Scan the lines below for the string "JSON" and copy every one that has it.

────────

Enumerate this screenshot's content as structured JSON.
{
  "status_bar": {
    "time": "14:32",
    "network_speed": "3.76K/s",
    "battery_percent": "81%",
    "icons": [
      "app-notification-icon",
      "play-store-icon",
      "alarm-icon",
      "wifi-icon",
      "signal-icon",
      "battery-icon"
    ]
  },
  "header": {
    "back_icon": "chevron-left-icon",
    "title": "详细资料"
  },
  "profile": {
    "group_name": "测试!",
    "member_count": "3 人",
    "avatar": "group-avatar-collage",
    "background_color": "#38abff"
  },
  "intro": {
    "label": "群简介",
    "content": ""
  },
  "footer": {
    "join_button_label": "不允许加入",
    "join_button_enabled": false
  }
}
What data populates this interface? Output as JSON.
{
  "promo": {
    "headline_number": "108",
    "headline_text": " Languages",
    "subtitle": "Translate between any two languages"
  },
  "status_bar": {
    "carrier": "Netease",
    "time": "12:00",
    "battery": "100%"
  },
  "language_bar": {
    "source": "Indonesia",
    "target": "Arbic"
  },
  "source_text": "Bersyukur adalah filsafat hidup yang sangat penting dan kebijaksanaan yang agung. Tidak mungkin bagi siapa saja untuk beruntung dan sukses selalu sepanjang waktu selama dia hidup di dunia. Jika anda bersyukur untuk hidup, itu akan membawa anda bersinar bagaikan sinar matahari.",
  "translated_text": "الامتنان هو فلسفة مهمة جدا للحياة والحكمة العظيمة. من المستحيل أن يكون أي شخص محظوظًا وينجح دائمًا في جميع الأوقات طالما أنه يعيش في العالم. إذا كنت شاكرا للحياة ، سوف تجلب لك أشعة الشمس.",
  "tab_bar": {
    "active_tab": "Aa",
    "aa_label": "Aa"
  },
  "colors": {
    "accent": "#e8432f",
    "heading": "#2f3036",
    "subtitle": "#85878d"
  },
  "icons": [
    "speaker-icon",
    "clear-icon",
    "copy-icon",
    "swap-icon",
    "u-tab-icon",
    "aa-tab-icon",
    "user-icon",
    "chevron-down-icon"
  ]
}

────────

■ **OUTPUT BELOW**
Enumerate this screenshot's content as structured JSON.
What data populates this interface? Output as JSON.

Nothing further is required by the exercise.